Work required = For the entries that follow, say how many lines hold the string "Status", with nothing else in the reply.

Start of Records provided

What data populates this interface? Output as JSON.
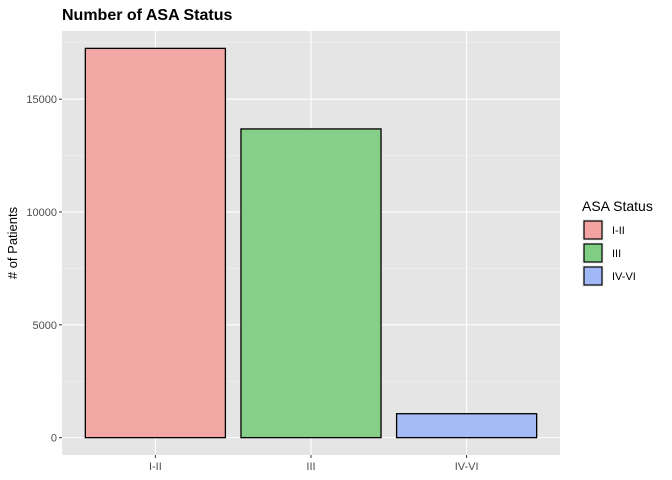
{
  "chart_data": {
    "type": "bar",
    "title": "Number of ASA Status",
    "xlabel": "",
    "ylabel": "# of Patients",
    "categories": [
      "I-II",
      "III",
      "IV-VI"
    ],
    "values": [
      17250,
      13680,
      1060
    ],
    "ylim": [
      -770,
      18020
    ],
    "yticks": [
      0,
      5000,
      10000,
      15000
    ],
    "ytick_labels": [
      "0",
      "5000",
      "10000",
      "15000"
    ],
    "grid": true,
    "legend": {
      "title": "ASA Status",
      "position": "right",
      "items": [
        "I-II",
        "III",
        "IV-VI"
      ]
    },
    "colors": [
      "#F3A3A1",
      "#7FCE84",
      "#A0B8F6"
    ],
    "panel_background": "#E5E5E5",
    "bar_outline": "#000000"
  }
}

End of Records provided

Solution = 2